*Exercise description*.
Copy only the lines between the one containing "Decode this image" and the end of the records, both included, leaving out pictures.

*Task input*.

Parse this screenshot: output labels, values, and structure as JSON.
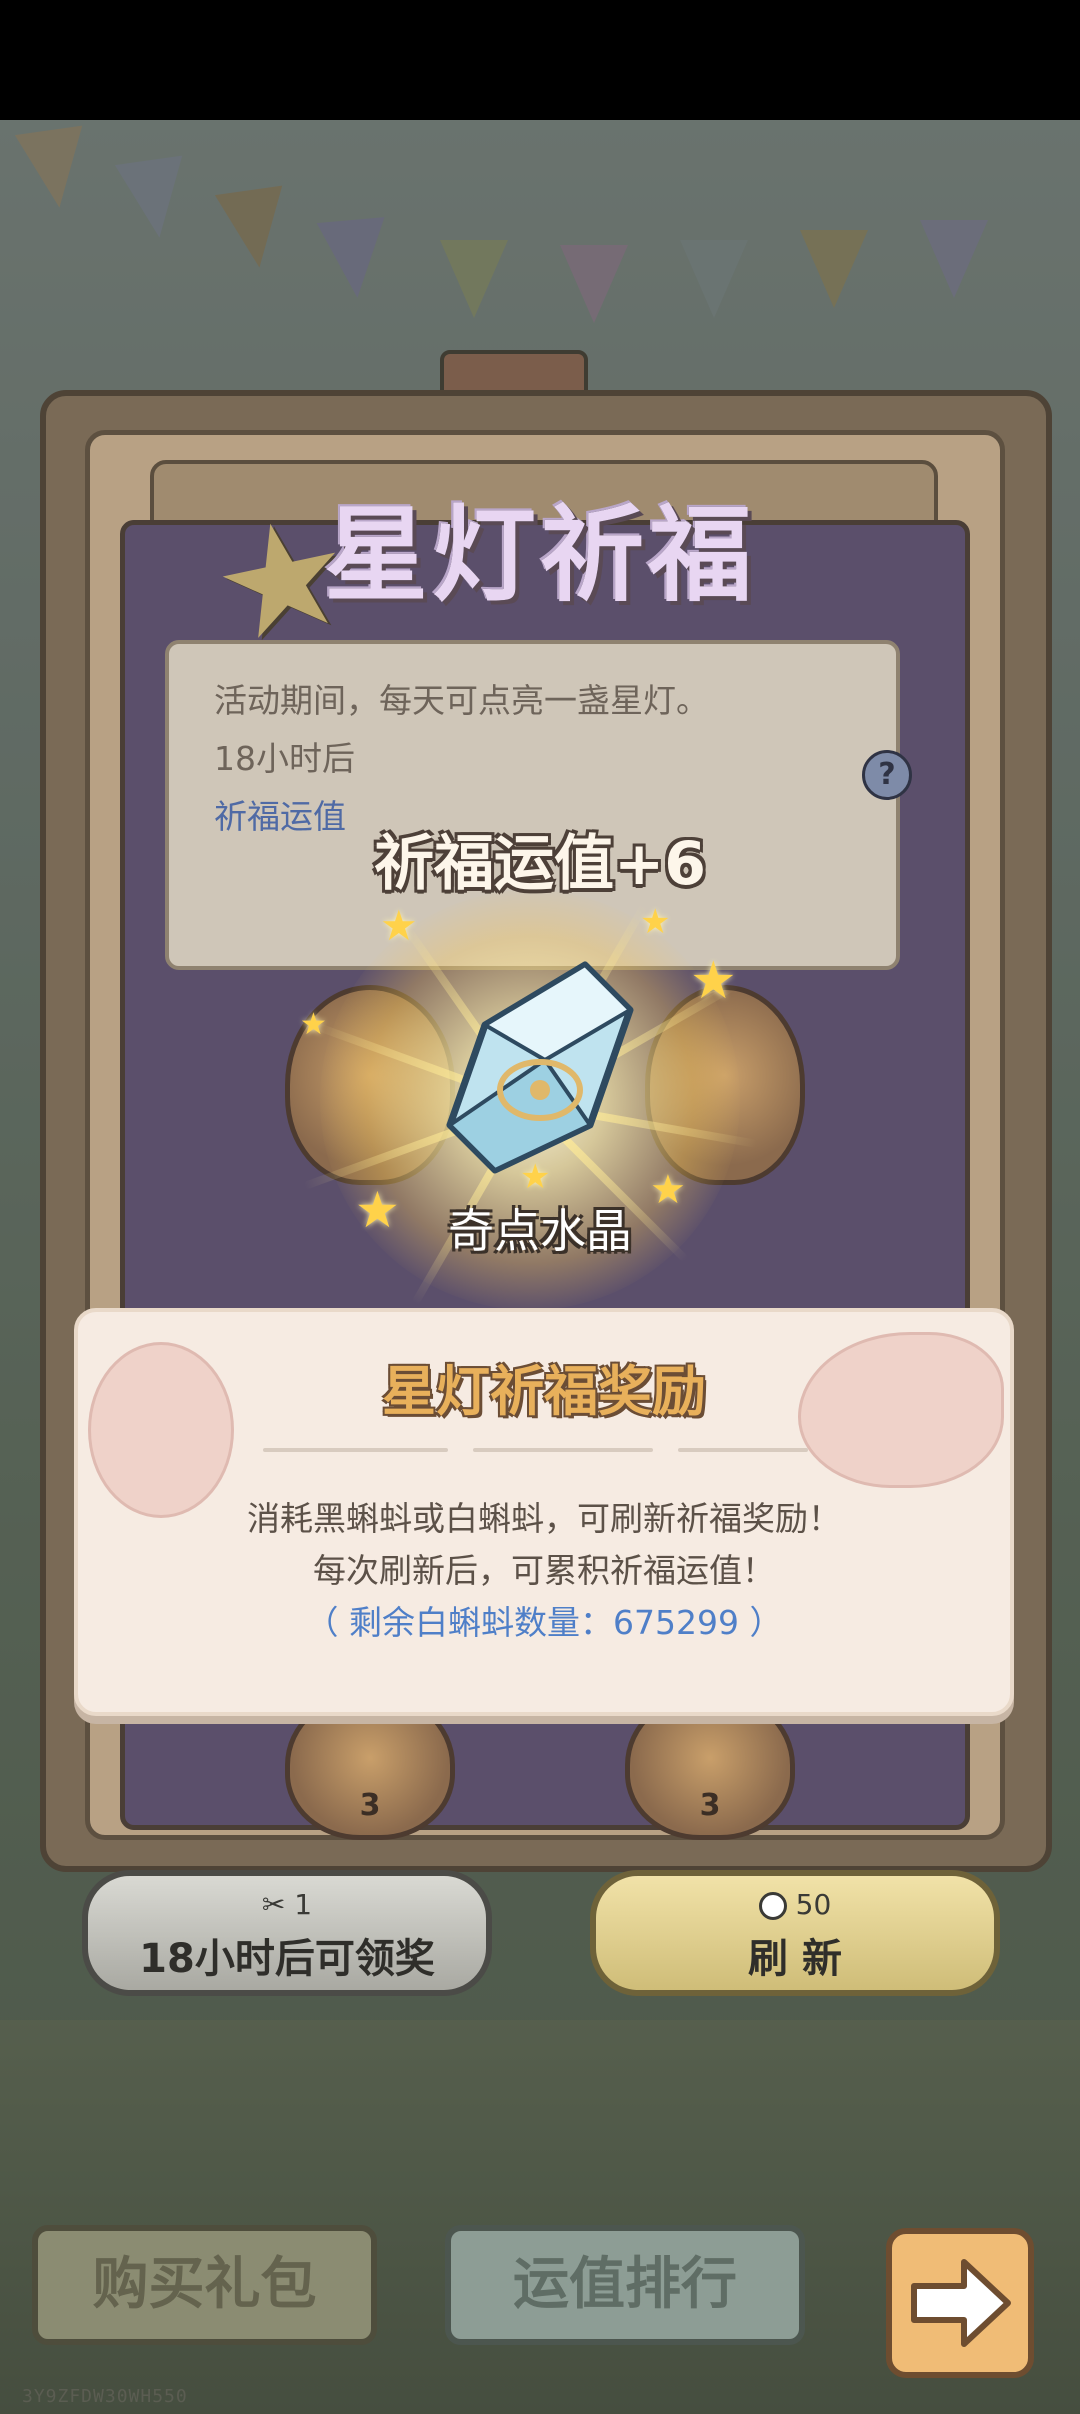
{
  "event": {
    "title": "星灯祈福",
    "info_lines": [
      "活动期间，每天可点亮一盏星灯。",
      "18小时后",
      "祈福运值"
    ]
  },
  "reward": {
    "fortune_text": "祈福运值+6",
    "item_name": "奇点水晶"
  },
  "dialog": {
    "title": "星灯祈福奖励",
    "line1": "消耗黑蝌蚪或白蝌蚪，可刷新祈福奖励！",
    "line2": "每次刷新后，可累积祈福运值！",
    "remaining": "（ 剩余白蝌蚪数量：675299 ）"
  },
  "lanterns": [
    {
      "num": "3"
    },
    {
      "num": "3"
    }
  ],
  "buttons": {
    "claim": {
      "cost": "1",
      "label": "18小时后可领奖",
      "icon": "scissors-icon"
    },
    "refresh": {
      "cost": "50",
      "label": "刷 新",
      "icon": "tadpole-icon"
    }
  },
  "bottom_nav": {
    "buy_pack": "购买礼包",
    "ranking": "运值排行",
    "next": "arrow-right-icon"
  },
  "watermark": "3Y9ZFDW30WH550",
  "colors": {
    "title": "#e8d6f2",
    "dialog_title": "#e8b05b",
    "remaining_text": "#4f7fc8",
    "refresh_button": "#f1e2a8",
    "claim_button": "#d9d9d3"
  }
}
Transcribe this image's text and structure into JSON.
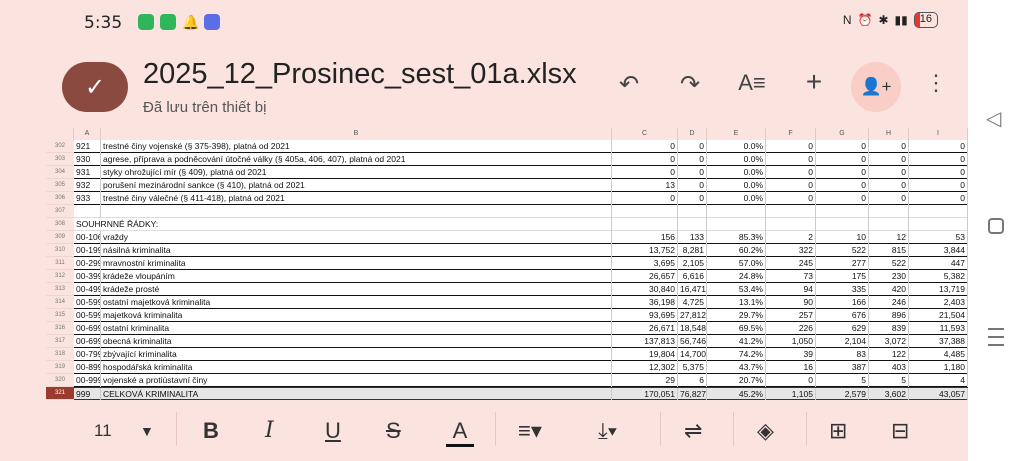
{
  "status": {
    "time": "5:35",
    "battery": "16"
  },
  "file": {
    "title": "2025_12_Prosinec_sest_01a.xlsx",
    "subtitle": "Đã lưu trên thiết bị"
  },
  "columns": [
    "A",
    "B",
    "C",
    "D",
    "E",
    "F",
    "G",
    "H",
    "I"
  ],
  "rows": [
    {
      "num": "302",
      "a": "921",
      "b": "trestné činy vojenské (§ 375-398), platná od 2021",
      "c": "0",
      "d": "0",
      "e": "0.0%",
      "f": "0",
      "g": "0",
      "h": "0",
      "i": "0"
    },
    {
      "num": "303",
      "a": "930",
      "b": "agrese, příprava a podněcování útočné války (§ 405a, 406, 407), platná od 2021",
      "c": "0",
      "d": "0",
      "e": "0.0%",
      "f": "0",
      "g": "0",
      "h": "0",
      "i": "0"
    },
    {
      "num": "304",
      "a": "931",
      "b": "styky ohrožující mír (§ 409), platná od 2021",
      "c": "0",
      "d": "0",
      "e": "0.0%",
      "f": "0",
      "g": "0",
      "h": "0",
      "i": "0"
    },
    {
      "num": "305",
      "a": "932",
      "b": "porušení mezinárodní sankce (§ 410), platná od 2021",
      "c": "13",
      "d": "0",
      "e": "0.0%",
      "f": "0",
      "g": "0",
      "h": "0",
      "i": "0"
    },
    {
      "num": "306",
      "a": "933",
      "b": "trestné činy válečné (§ 411-418), platná od 2021",
      "c": "0",
      "d": "0",
      "e": "0.0%",
      "f": "0",
      "g": "0",
      "h": "0",
      "i": "0"
    },
    {
      "num": "307",
      "a": "",
      "b": "",
      "c": "",
      "d": "",
      "e": "",
      "f": "",
      "g": "",
      "h": "",
      "i": ""
    },
    {
      "num": "308",
      "a": "SOUHRNNÉ ŘÁDKY:",
      "b": "",
      "c": "",
      "d": "",
      "e": "",
      "f": "",
      "g": "",
      "h": "",
      "i": ""
    },
    {
      "num": "309",
      "a": "00-106",
      "b": "vraždy",
      "c": "156",
      "d": "133",
      "e": "85.3%",
      "f": "2",
      "g": "10",
      "h": "12",
      "i": "53"
    },
    {
      "num": "310",
      "a": "00-199",
      "b": "násilná kriminalita",
      "c": "13,752",
      "d": "8,281",
      "e": "60.2%",
      "f": "322",
      "g": "522",
      "h": "815",
      "i": "3,844"
    },
    {
      "num": "311",
      "a": "00-299",
      "b": "mravnostní kriminalita",
      "c": "3,695",
      "d": "2,105",
      "e": "57.0%",
      "f": "245",
      "g": "277",
      "h": "522",
      "i": "447"
    },
    {
      "num": "312",
      "a": "00-399",
      "b": "krádeže vloupáním",
      "c": "26,657",
      "d": "6,616",
      "e": "24.8%",
      "f": "73",
      "g": "175",
      "h": "230",
      "i": "5,382"
    },
    {
      "num": "313",
      "a": "00-499",
      "b": "krádeže prosté",
      "c": "30,840",
      "d": "16,471",
      "e": "53.4%",
      "f": "94",
      "g": "335",
      "h": "420",
      "i": "13,719"
    },
    {
      "num": "314",
      "a": "00-599",
      "b": "ostatní majetková kriminalita",
      "c": "36,198",
      "d": "4,725",
      "e": "13.1%",
      "f": "90",
      "g": "166",
      "h": "246",
      "i": "2,403"
    },
    {
      "num": "315",
      "a": "00-599",
      "b": "majetková kriminalita",
      "c": "93,695",
      "d": "27,812",
      "e": "29.7%",
      "f": "257",
      "g": "676",
      "h": "896",
      "i": "21,504"
    },
    {
      "num": "316",
      "a": "00-699",
      "b": "ostatní kriminalita",
      "c": "26,671",
      "d": "18,548",
      "e": "69.5%",
      "f": "226",
      "g": "629",
      "h": "839",
      "i": "11,593"
    },
    {
      "num": "317",
      "a": "00-699",
      "b": "obecná kriminalita",
      "c": "137,813",
      "d": "56,746",
      "e": "41.2%",
      "f": "1,050",
      "g": "2,104",
      "h": "3,072",
      "i": "37,388"
    },
    {
      "num": "318",
      "a": "00-799",
      "b": "zbývající kriminalita",
      "c": "19,804",
      "d": "14,700",
      "e": "74.2%",
      "f": "39",
      "g": "83",
      "h": "122",
      "i": "4,485"
    },
    {
      "num": "319",
      "a": "00-899",
      "b": "hospodářská kriminalita",
      "c": "12,302",
      "d": "5,375",
      "e": "43.7%",
      "f": "16",
      "g": "387",
      "h": "403",
      "i": "1,180"
    },
    {
      "num": "320",
      "a": "00-999",
      "b": "vojenské a protiústavní činy",
      "c": "29",
      "d": "6",
      "e": "20.7%",
      "f": "0",
      "g": "5",
      "h": "5",
      "i": "4"
    },
    {
      "num": "321",
      "a": "999",
      "b": "CELKOVÁ KRIMINALITA",
      "c": "170,051",
      "d": "76,827",
      "e": "45.2%",
      "f": "1,105",
      "g": "2,579",
      "h": "3,602",
      "i": "43,057"
    }
  ],
  "format": {
    "font_size": "11"
  },
  "icons": [
    "undo-icon",
    "redo-icon",
    "text-format-icon",
    "add-icon",
    "share-person-icon",
    "more-icon",
    "bold-icon",
    "italic-icon",
    "underline-icon",
    "strikethrough-icon",
    "text-color-icon",
    "align-icon",
    "valign-icon",
    "wrap-icon",
    "fill-icon",
    "insert-row-icon",
    "insert-col-icon"
  ]
}
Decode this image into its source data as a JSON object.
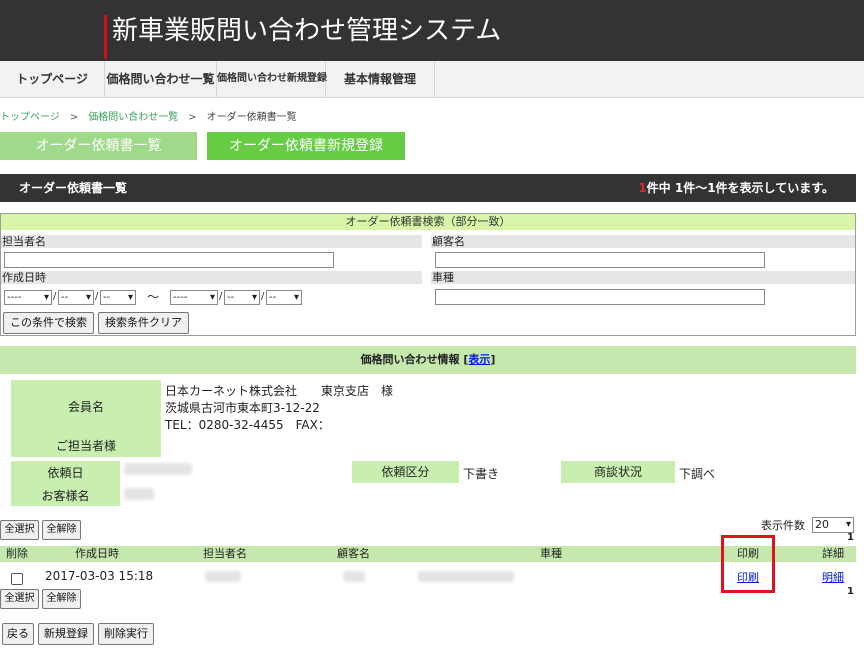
{
  "app": {
    "title": "新車業販問い合わせ管理システム"
  },
  "nav": {
    "items": [
      {
        "label": "トップページ"
      },
      {
        "label": "価格問い合わせ一覧"
      },
      {
        "label": "価格問い合わせ新規登録"
      },
      {
        "label": "基本情報管理"
      }
    ]
  },
  "breadcrumb": {
    "items": [
      "トップページ",
      "価格問い合わせ一覧"
    ],
    "separator": ">",
    "current": "オーダー依頼書一覧"
  },
  "actions": {
    "order_list": "オーダー依頼書一覧",
    "order_new": "オーダー依頼書新規登録"
  },
  "listbar": {
    "title": "オーダー依頼書一覧",
    "count": "1",
    "count_suffix": "件中 1件～1件を表示しています。"
  },
  "search": {
    "header": "オーダー依頼書検索（部分一致）",
    "person_label": "担当者名",
    "customer_label": "顧客名",
    "date_label": "作成日時",
    "car_label": "車種",
    "year_value": "----",
    "month_value": "--",
    "day_value": "--",
    "slash": "/",
    "tilde": "～",
    "search_button": "この条件で検索",
    "clear_button": "検索条件クリア"
  },
  "info": {
    "header": "価格問い合わせ情報",
    "show_link": "表示",
    "bracket_open": "[",
    "bracket_close": "]",
    "member_label": "会員名",
    "person_label": "ご担当者様",
    "company": "日本カーネット株式会社　　東京支店　様",
    "address": "茨城県古河市東本町3-12-22",
    "tel": "TEL：0280-32-4455　FAX：",
    "request_date_label": "依頼日",
    "customer_label": "お客様名",
    "request_type_label": "依頼区分",
    "request_type_value": "下書き",
    "status_label": "商談状況",
    "status_value": "下調べ"
  },
  "table": {
    "select_all": "全選択",
    "deselect_all": "全解除",
    "per_page_label": "表示件数",
    "per_page_value": "20",
    "page_number": "1",
    "columns": [
      "削除",
      "作成日時",
      "担当者名",
      "顧客名",
      "車種",
      "印刷",
      "詳細"
    ],
    "rows": [
      {
        "created": "2017-03-03 15:18",
        "print": "印刷",
        "detail": "明細"
      }
    ]
  },
  "footer": {
    "back": "戻る",
    "new": "新規登録",
    "delete": "削除実行"
  },
  "colors": {
    "header_bg": "#333333",
    "accent_red": "#d01020",
    "button_green": "#66cc44",
    "button_green_light": "#9fd98a",
    "info_green": "#c5e8ae",
    "link_blue": "#0019e0"
  }
}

*Completed task*.
Decode this image into its source data as a JSON object.
{
  "app": {
    "title": "新車業販問い合わせ管理システム"
  },
  "nav": {
    "items": [
      {
        "label": "トップページ"
      },
      {
        "label": "価格問い合わせ一覧"
      },
      {
        "label": "価格問い合わせ新規登録"
      },
      {
        "label": "基本情報管理"
      }
    ]
  },
  "breadcrumb": {
    "items": [
      "トップページ",
      "価格問い合わせ一覧"
    ],
    "separator": ">",
    "current": "オーダー依頼書一覧"
  },
  "actions": {
    "order_list": "オーダー依頼書一覧",
    "order_new": "オーダー依頼書新規登録"
  },
  "listbar": {
    "title": "オーダー依頼書一覧",
    "count": "1",
    "count_suffix": "件中 1件～1件を表示しています。"
  },
  "search": {
    "header": "オーダー依頼書検索（部分一致）",
    "person_label": "担当者名",
    "customer_label": "顧客名",
    "date_label": "作成日時",
    "car_label": "車種",
    "year_value": "----",
    "month_value": "--",
    "day_value": "--",
    "slash": "/",
    "tilde": "～",
    "search_button": "この条件で検索",
    "clear_button": "検索条件クリア"
  },
  "info": {
    "header": "価格問い合わせ情報",
    "show_link": "表示",
    "bracket_open": "[",
    "bracket_close": "]",
    "member_label": "会員名",
    "person_label": "ご担当者様",
    "company": "日本カーネット株式会社　　東京支店　様",
    "address": "茨城県古河市東本町3-12-22",
    "tel": "TEL：0280-32-4455　FAX：",
    "request_date_label": "依頼日",
    "customer_label": "お客様名",
    "request_type_label": "依頼区分",
    "request_type_value": "下書き",
    "status_label": "商談状況",
    "status_value": "下調べ"
  },
  "table": {
    "select_all": "全選択",
    "deselect_all": "全解除",
    "per_page_label": "表示件数",
    "per_page_value": "20",
    "page_number": "1",
    "columns": [
      "削除",
      "作成日時",
      "担当者名",
      "顧客名",
      "車種",
      "印刷",
      "詳細"
    ],
    "rows": [
      {
        "created": "2017-03-03 15:18",
        "print": "印刷",
        "detail": "明細"
      }
    ]
  },
  "footer": {
    "back": "戻る",
    "new": "新規登録",
    "delete": "削除実行"
  },
  "colors": {
    "header_bg": "#333333",
    "accent_red": "#d01020",
    "button_green": "#66cc44",
    "button_green_light": "#9fd98a",
    "info_green": "#c5e8ae",
    "link_blue": "#0019e0"
  }
}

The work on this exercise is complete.